_The task_
In the listing below, pick out lines with "Ebro".

_Extracted records_
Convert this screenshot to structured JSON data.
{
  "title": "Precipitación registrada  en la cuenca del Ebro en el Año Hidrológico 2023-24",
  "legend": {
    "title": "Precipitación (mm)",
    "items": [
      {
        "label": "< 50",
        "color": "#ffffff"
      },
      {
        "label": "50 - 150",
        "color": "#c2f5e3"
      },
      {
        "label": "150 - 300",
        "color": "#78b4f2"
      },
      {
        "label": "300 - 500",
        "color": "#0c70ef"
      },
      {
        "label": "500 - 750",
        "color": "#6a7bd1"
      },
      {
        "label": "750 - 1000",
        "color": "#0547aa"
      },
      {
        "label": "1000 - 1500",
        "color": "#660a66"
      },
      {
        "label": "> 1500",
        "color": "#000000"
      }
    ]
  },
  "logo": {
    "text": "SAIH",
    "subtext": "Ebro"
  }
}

_The output_
  "title": "Precipitación registrada  en la cuenca del Ebro en el Año Hidrológico 2023-24",
    "subtext": "Ebro"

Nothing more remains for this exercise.